[Structured figure records]
☆ ☆ ☆
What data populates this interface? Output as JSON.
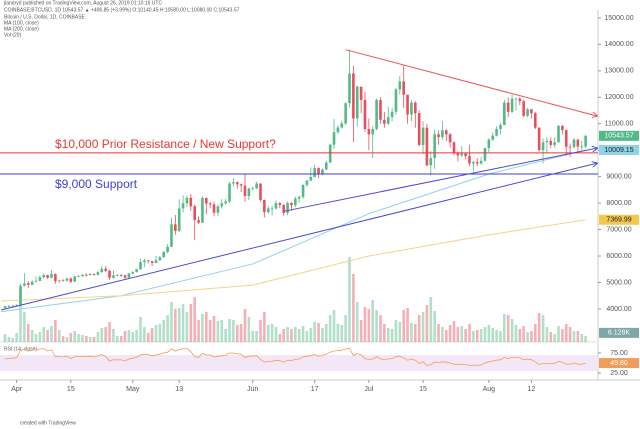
{
  "chart_data": {
    "type": "candlestick",
    "header": "jlandryd published on TradingView.com, August 26, 2019 01:10:16 UTC",
    "symbol_line": "COINBASE:BTCUSD, 1D 10543.57 ▲ +406.85 (+3.99%) O:10140.45 H:10580.00 L:10080.00 C:10543.57",
    "legend": [
      "Bitcoin / U.S. Dollar, 1D, COINBASE",
      "MA (100, close)",
      "MA (200, close)",
      "Vol (20)"
    ],
    "footer": "created with TradingView",
    "up_color": "#53b987",
    "down_color": "#eb4d5c",
    "xlim": [
      -1.3,
      153.2
    ],
    "xticks": [
      {
        "value": 3,
        "label": "Apr"
      },
      {
        "value": 17,
        "label": "15"
      },
      {
        "value": 33,
        "label": "May"
      },
      {
        "value": 45,
        "label": "13"
      },
      {
        "value": 64,
        "label": "Jun"
      },
      {
        "value": 80,
        "label": "17"
      },
      {
        "value": 94,
        "label": "Jul"
      },
      {
        "value": 108,
        "label": "15"
      },
      {
        "value": 125,
        "label": "Aug"
      },
      {
        "value": 136,
        "label": "12"
      }
    ],
    "ylim": [
      2750,
      15300
    ],
    "yticks": [
      {
        "value": 4000,
        "label": "4000.00"
      },
      {
        "value": 5000,
        "label": "5000.00"
      },
      {
        "value": 6000,
        "label": "6000.00"
      },
      {
        "value": 7000,
        "label": "7000.00"
      },
      {
        "value": 8000,
        "label": "8000.00"
      },
      {
        "value": 9000,
        "label": "9000.00"
      },
      {
        "value": 10000,
        "label": "10000.00"
      },
      {
        "value": 11000,
        "label": "11000.00"
      },
      {
        "value": 12000,
        "label": "12000.00"
      },
      {
        "value": 13000,
        "label": "13000.00"
      },
      {
        "value": 14000,
        "label": "14000.00"
      },
      {
        "value": 15000,
        "label": "15000.00"
      }
    ],
    "first_open": 4030,
    "close": [
      4100,
      4110,
      4120,
      4150,
      4880,
      4970,
      4910,
      5030,
      5060,
      5200,
      5280,
      5180,
      5320,
      5050,
      5080,
      5070,
      5150,
      5030,
      5230,
      5240,
      5290,
      5280,
      5320,
      5290,
      5390,
      5520,
      5440,
      5180,
      5270,
      5280,
      5270,
      5180,
      5340,
      5400,
      5500,
      5770,
      5830,
      5800,
      5740,
      5840,
      5950,
      6150,
      6350,
      7200,
      6950,
      7800,
      7990,
      8200,
      7880,
      7360,
      7260,
      8200,
      7990,
      7950,
      7640,
      7880,
      7990,
      8060,
      8740,
      8790,
      8710,
      8660,
      8270,
      8550,
      8560,
      8740,
      8120,
      7660,
      7800,
      7800,
      8000,
      7930,
      7630,
      8010,
      7920,
      8170,
      8230,
      8690,
      8850,
      8990,
      9330,
      9080,
      9270,
      9530,
      10210,
      10680,
      10860,
      11010,
      11780,
      12900,
      11200,
      12400,
      11900,
      10800,
      10600,
      10800,
      11900,
      11150,
      11000,
      11250,
      11450,
      12300,
      12600,
      12100,
      11350,
      11800,
      11400,
      10200,
      10850,
      9430,
      9700,
      10600,
      10500,
      10750,
      10600,
      10300,
      9900,
      9800,
      9870,
      9780,
      9500,
      9550,
      9500,
      9600,
      10080,
      10400,
      10550,
      10800,
      10950,
      11800,
      11450,
      11950,
      11950,
      11850,
      11300,
      11550,
      11400,
      10850,
      10000,
      10300,
      10350,
      10200,
      10300,
      10920,
      10760,
      10130,
      10120,
      10400,
      10140,
      10140,
      10543.57
    ],
    "high": [
      4120,
      4150,
      4140,
      4170,
      4950,
      5350,
      5050,
      5080,
      5220,
      5250,
      5350,
      5290,
      5470,
      5340,
      5100,
      5120,
      5180,
      5200,
      5250,
      5280,
      5320,
      5350,
      5350,
      5330,
      5440,
      5620,
      5630,
      5480,
      5450,
      5320,
      5320,
      5290,
      5360,
      5420,
      5520,
      5900,
      5900,
      5850,
      5820,
      6000,
      6000,
      6200,
      6450,
      7450,
      7550,
      8150,
      8300,
      8280,
      8350,
      7950,
      7500,
      8250,
      8200,
      8050,
      8050,
      7950,
      8150,
      8160,
      8800,
      8950,
      8820,
      8740,
      9090,
      8590,
      8620,
      8800,
      8750,
      8130,
      7890,
      7890,
      8100,
      8040,
      7950,
      8060,
      8030,
      8250,
      8300,
      8700,
      8880,
      9350,
      9450,
      9350,
      9300,
      9600,
      10250,
      11180,
      10930,
      11120,
      11800,
      13800,
      13200,
      12450,
      12400,
      12200,
      11200,
      10900,
      11950,
      12000,
      11450,
      11650,
      11600,
      12350,
      12800,
      13200,
      12100,
      11900,
      11850,
      11500,
      11100,
      11000,
      9970,
      10780,
      10750,
      11100,
      10800,
      10650,
      10330,
      9950,
      10160,
      9900,
      10200,
      9600,
      9700,
      9750,
      10100,
      10450,
      10680,
      10900,
      11050,
      11900,
      12000,
      12100,
      11990,
      12000,
      11900,
      11600,
      11550,
      11450,
      10880,
      10450,
      10500,
      10480,
      10480,
      10950,
      10950,
      10780,
      10250,
      10450,
      10420,
      10350,
      10580
    ],
    "low": [
      4020,
      4060,
      4090,
      4100,
      4140,
      4850,
      4800,
      4900,
      5000,
      5050,
      5150,
      5140,
      5160,
      4950,
      4990,
      5040,
      5030,
      4980,
      5020,
      5200,
      5220,
      5230,
      5260,
      5250,
      5260,
      5380,
      5400,
      5100,
      5140,
      5230,
      5220,
      5140,
      5160,
      5320,
      5370,
      5480,
      5580,
      5720,
      5620,
      5730,
      5820,
      5940,
      6100,
      6330,
      6800,
      6900,
      7650,
      7850,
      7700,
      6600,
      7200,
      7250,
      7580,
      7800,
      7520,
      7520,
      7800,
      7950,
      8000,
      8620,
      8550,
      8420,
      8050,
      8110,
      8480,
      8530,
      8060,
      7460,
      7600,
      7530,
      7750,
      7810,
      7520,
      7540,
      7700,
      7850,
      8010,
      8170,
      8620,
      8820,
      8980,
      8950,
      9050,
      9250,
      9520,
      10050,
      10620,
      10820,
      10960,
      11620,
      10300,
      10900,
      11400,
      10700,
      10000,
      9700,
      10750,
      11000,
      10850,
      10950,
      11100,
      11350,
      12100,
      11600,
      11000,
      11100,
      10850,
      10150,
      9850,
      9400,
      9050,
      9300,
      10200,
      10400,
      10350,
      10100,
      9800,
      9570,
      9750,
      9660,
      9400,
      9200,
      9400,
      9450,
      9580,
      9920,
      10350,
      10520,
      10600,
      10950,
      11250,
      11400,
      11500,
      11700,
      11250,
      11250,
      11200,
      10800,
      9950,
      9500,
      9900,
      10080,
      10100,
      10280,
      10600,
      9800,
      9750,
      10060,
      9950,
      10000,
      10080
    ],
    "vollim": [
      0,
      110000
    ],
    "volume": [
      8000,
      5000,
      4000,
      9000,
      52000,
      30000,
      18000,
      12000,
      8000,
      10000,
      15000,
      12000,
      16000,
      22000,
      12000,
      6000,
      5000,
      9000,
      11000,
      8000,
      7000,
      6000,
      5000,
      5000,
      10000,
      14000,
      15000,
      20000,
      13000,
      6000,
      6000,
      11000,
      12000,
      10000,
      12000,
      25000,
      15000,
      9000,
      14000,
      17000,
      18000,
      22000,
      27000,
      40000,
      33000,
      34000,
      38000,
      30000,
      38000,
      45000,
      22000,
      28000,
      30000,
      22000,
      26000,
      21000,
      22000,
      13000,
      23000,
      22000,
      17000,
      18000,
      33000,
      25000,
      11000,
      11000,
      22000,
      30000,
      17000,
      18000,
      15000,
      8000,
      13000,
      15000,
      13000,
      15000,
      13000,
      16000,
      11000,
      14000,
      20000,
      19000,
      14000,
      18000,
      27000,
      32000,
      18000,
      17000,
      27000,
      85000,
      68000,
      40000,
      22000,
      35000,
      33000,
      42000,
      32000,
      27000,
      18000,
      14000,
      13000,
      22000,
      20000,
      32000,
      34000,
      19000,
      18000,
      27000,
      30000,
      37000,
      45000,
      31000,
      18000,
      15000,
      12000,
      17000,
      21000,
      15000,
      16000,
      13000,
      18000,
      11000,
      12000,
      13000,
      15000,
      17000,
      14000,
      12000,
      11000,
      28000,
      27000,
      23000,
      17000,
      13000,
      16000,
      10000,
      11000,
      18000,
      29000,
      27000,
      15000,
      10000,
      8000,
      16000,
      13000,
      18000,
      15000,
      11000,
      11000,
      8000,
      6128
    ],
    "volume_badge": {
      "value": 6128,
      "label": "6.128K"
    },
    "ma": [
      {
        "color": "#8fd3e8",
        "x": [
          -1,
          30,
          64,
          94,
          125,
          150
        ],
        "values": [
          3900,
          4500,
          5700,
          7600,
          9100,
          10009.15
        ]
      },
      {
        "color": "#f2d58c",
        "x": [
          -1,
          30,
          64,
          94,
          125,
          150
        ],
        "values": [
          4300,
          4500,
          4900,
          6000,
          6800,
          7369.99
        ]
      }
    ],
    "price_badges": [
      {
        "value": 10543.57,
        "label": "10543.57",
        "color": "#53b987"
      },
      {
        "value": 10009.15,
        "label": "10009.15",
        "color": "#8fd3e8"
      },
      {
        "value": 7369.99,
        "label": "7369.99",
        "color": "#f2c94c"
      }
    ],
    "hlines": [
      {
        "value": 9900,
        "color": "#e53935",
        "text": "$10,000 Prior Resistance / New Support?"
      },
      {
        "value": 9100,
        "color": "#3f3fd0",
        "text": "$9,000 Support"
      }
    ],
    "trendlines": [
      {
        "color": "#ef5350",
        "x": [
          88,
          153
        ],
        "values": [
          13800,
          11290
        ]
      },
      {
        "color": "#4a4ad6",
        "x": [
          72,
          153
        ],
        "values": [
          7690,
          10080
        ]
      },
      {
        "color": "#4a4ad6",
        "x": [
          -1,
          153
        ],
        "values": [
          3960,
          9510
        ]
      }
    ],
    "rsi_title": "RSI (14, close)",
    "rsi_color": "#f39c5a",
    "rsi_lim": [
      10,
      100
    ],
    "rsi_band": [
      30,
      70
    ],
    "rsi_ticks": [
      {
        "value": 25,
        "label": "25.00"
      },
      {
        "value": 75,
        "label": "75.00"
      }
    ],
    "rsi": [
      60,
      61,
      62,
      63,
      82,
      84,
      80,
      82,
      83,
      85,
      86,
      80,
      83,
      66,
      66,
      65,
      67,
      61,
      66,
      66,
      67,
      66,
      67,
      65,
      68,
      71,
      66,
      55,
      58,
      58,
      58,
      55,
      60,
      62,
      64,
      70,
      72,
      71,
      68,
      70,
      72,
      75,
      77,
      85,
      80,
      84,
      85,
      86,
      78,
      66,
      64,
      74,
      70,
      70,
      65,
      67,
      68,
      69,
      75,
      75,
      73,
      72,
      64,
      67,
      67,
      69,
      59,
      52,
      54,
      54,
      57,
      56,
      52,
      57,
      56,
      59,
      60,
      65,
      67,
      68,
      71,
      67,
      69,
      72,
      77,
      80,
      81,
      82,
      85,
      87,
      68,
      74,
      70,
      61,
      59,
      60,
      66,
      60,
      59,
      60,
      61,
      66,
      67,
      63,
      57,
      60,
      57,
      49,
      53,
      44,
      46,
      52,
      51,
      53,
      52,
      50,
      47,
      46,
      47,
      46,
      44,
      45,
      44,
      45,
      50,
      53,
      55,
      57,
      58,
      64,
      61,
      64,
      64,
      63,
      58,
      60,
      58,
      53,
      46,
      49,
      49,
      48,
      49,
      54,
      52,
      47,
      47,
      50,
      47,
      47,
      49.8
    ],
    "rsi_badge": {
      "value": 49.8,
      "label": "49.80"
    }
  }
}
☆ ☆ ☆
WHAT YOU HAVE TO DO: Identify the lines in the records above that contain the word "COINBASE", then state how many there are and nothing more.

FINAL ANSWER: 2